* [TASK BRIEF]: Return a copy of each line that holds the string "value".

* [DATASET ENTRIES]:
╭──

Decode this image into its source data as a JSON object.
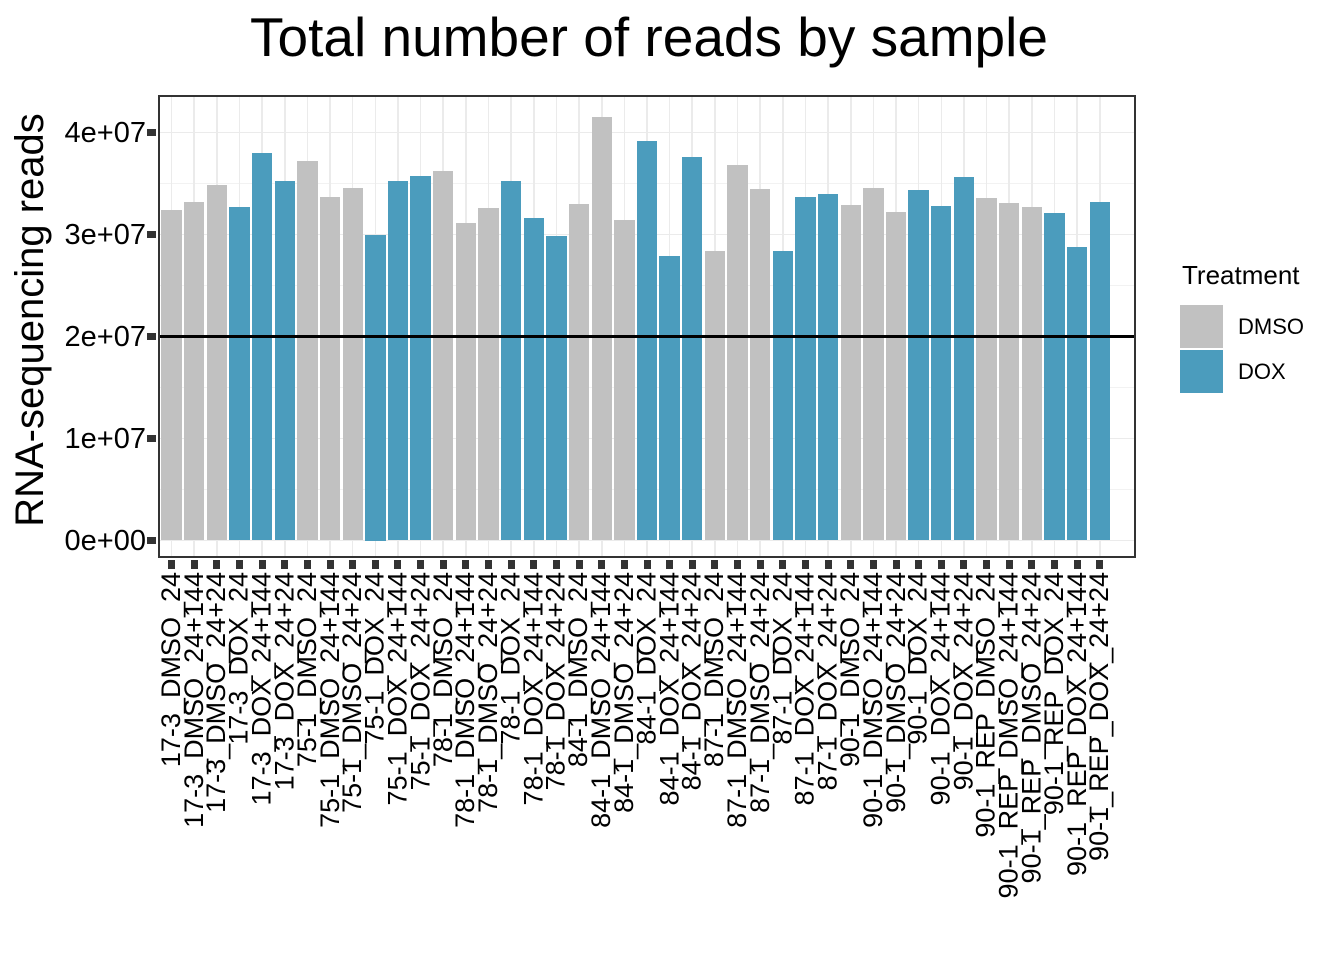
{
  "chart_data": {
    "type": "bar",
    "title": "Total number of reads by sample",
    "xlabel": "",
    "ylabel": "RNA-sequencing reads",
    "ylim": [
      0,
      43700000
    ],
    "y_ticks": [
      {
        "label": "0e+00",
        "value": 0
      },
      {
        "label": "1e+07",
        "value": 10000000
      },
      {
        "label": "2e+07",
        "value": 20000000
      },
      {
        "label": "3e+07",
        "value": 30000000
      },
      {
        "label": "4e+07",
        "value": 40000000
      }
    ],
    "y_minor_gridlines": [
      5000000,
      15000000,
      25000000,
      35000000
    ],
    "reference_line_y": 20000000,
    "grid": true,
    "legend": {
      "title": "Treatment",
      "position": "right",
      "entries": [
        {
          "label": "DMSO",
          "color": "#c1c1c1"
        },
        {
          "label": "DOX",
          "color": "#4b9cbd"
        }
      ]
    },
    "samples": [
      {
        "label": "17-3_DMSO_24",
        "treatment": "DMSO",
        "reads": 32400000
      },
      {
        "label": "17-3_DMSO_24+144",
        "treatment": "DMSO",
        "reads": 33200000
      },
      {
        "label": "17-3_DMSO_24+24",
        "treatment": "DMSO",
        "reads": 34900000
      },
      {
        "label": "17-3_DOX_24",
        "treatment": "DOX",
        "reads": 32700000
      },
      {
        "label": "17-3_DOX_24+144",
        "treatment": "DOX",
        "reads": 38000000
      },
      {
        "label": "17-3_DOX_24+24",
        "treatment": "DOX",
        "reads": 35200000
      },
      {
        "label": "75-1_DMSO_24",
        "treatment": "DMSO",
        "reads": 37200000
      },
      {
        "label": "75-1_DMSO_24+144",
        "treatment": "DMSO",
        "reads": 33700000
      },
      {
        "label": "75-1_DMSO_24+24",
        "treatment": "DMSO",
        "reads": 34600000
      },
      {
        "label": "75-1_DOX_24",
        "treatment": "DOX",
        "reads": 30000000
      },
      {
        "label": "75-1_DOX_24+144",
        "treatment": "DOX",
        "reads": 35200000
      },
      {
        "label": "75-1_DOX_24+24",
        "treatment": "DOX",
        "reads": 35700000
      },
      {
        "label": "78-1_DMSO_24",
        "treatment": "DMSO",
        "reads": 36200000
      },
      {
        "label": "78-1_DMSO_24+144",
        "treatment": "DMSO",
        "reads": 31100000
      },
      {
        "label": "78-1_DMSO_24+24",
        "treatment": "DMSO",
        "reads": 32600000
      },
      {
        "label": "78-1_DOX_24",
        "treatment": "DOX",
        "reads": 35200000
      },
      {
        "label": "78-1_DOX_24+144",
        "treatment": "DOX",
        "reads": 31600000
      },
      {
        "label": "78-1_DOX_24+24",
        "treatment": "DOX",
        "reads": 29900000
      },
      {
        "label": "84-1_DMSO_24",
        "treatment": "DMSO",
        "reads": 33000000
      },
      {
        "label": "84-1_DMSO_24+144",
        "treatment": "DMSO",
        "reads": 41500000
      },
      {
        "label": "84-1_DMSO_24+24",
        "treatment": "DMSO",
        "reads": 31400000
      },
      {
        "label": "84-1_DOX_24",
        "treatment": "DOX",
        "reads": 39200000
      },
      {
        "label": "84-1_DOX_24+144",
        "treatment": "DOX",
        "reads": 27900000
      },
      {
        "label": "84-1_DOX_24+24",
        "treatment": "DOX",
        "reads": 37600000
      },
      {
        "label": "87-1_DMSO_24",
        "treatment": "DMSO",
        "reads": 28400000
      },
      {
        "label": "87-1_DMSO_24+144",
        "treatment": "DMSO",
        "reads": 36800000
      },
      {
        "label": "87-1_DMSO_24+24",
        "treatment": "DMSO",
        "reads": 34500000
      },
      {
        "label": "87-1_DOX_24",
        "treatment": "DOX",
        "reads": 28400000
      },
      {
        "label": "87-1_DOX_24+144",
        "treatment": "DOX",
        "reads": 33700000
      },
      {
        "label": "87-1_DOX_24+24",
        "treatment": "DOX",
        "reads": 34000000
      },
      {
        "label": "90-1_DMSO_24",
        "treatment": "DMSO",
        "reads": 32900000
      },
      {
        "label": "90-1_DMSO_24+144",
        "treatment": "DMSO",
        "reads": 34600000
      },
      {
        "label": "90-1_DMSO_24+24",
        "treatment": "DMSO",
        "reads": 32200000
      },
      {
        "label": "90-1_DOX_24",
        "treatment": "DOX",
        "reads": 34400000
      },
      {
        "label": "90-1_DOX_24+144",
        "treatment": "DOX",
        "reads": 32800000
      },
      {
        "label": "90-1_DOX_24+24",
        "treatment": "DOX",
        "reads": 35600000
      },
      {
        "label": "90-1_REP_DMSO_24",
        "treatment": "DMSO",
        "reads": 33600000
      },
      {
        "label": "90-1_REP_DMSO_24+144",
        "treatment": "DMSO",
        "reads": 33100000
      },
      {
        "label": "90-1_REP_DMSO_24+24",
        "treatment": "DMSO",
        "reads": 32700000
      },
      {
        "label": "90-1_REP_DOX_24",
        "treatment": "DOX",
        "reads": 32100000
      },
      {
        "label": "90-1_REP_DOX_24+144",
        "treatment": "DOX",
        "reads": 28800000
      },
      {
        "label": "90-1_REP_DOX_24+24",
        "treatment": "DOX",
        "reads": 33200000
      }
    ],
    "colors": {
      "panel_background": "#ffffff",
      "panel_border": "#333333",
      "grid_major": "#ebebeb",
      "grid_minor": "#f2f2f2",
      "axis_ticks": "#333333",
      "reference_line": "#000000",
      "text": "#000000"
    }
  }
}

╰──

* [SOLVED PROBLEM]:
        "value": 0
        "value": 10000000
        "value": 20000000
        "value": 30000000
        "value": 40000000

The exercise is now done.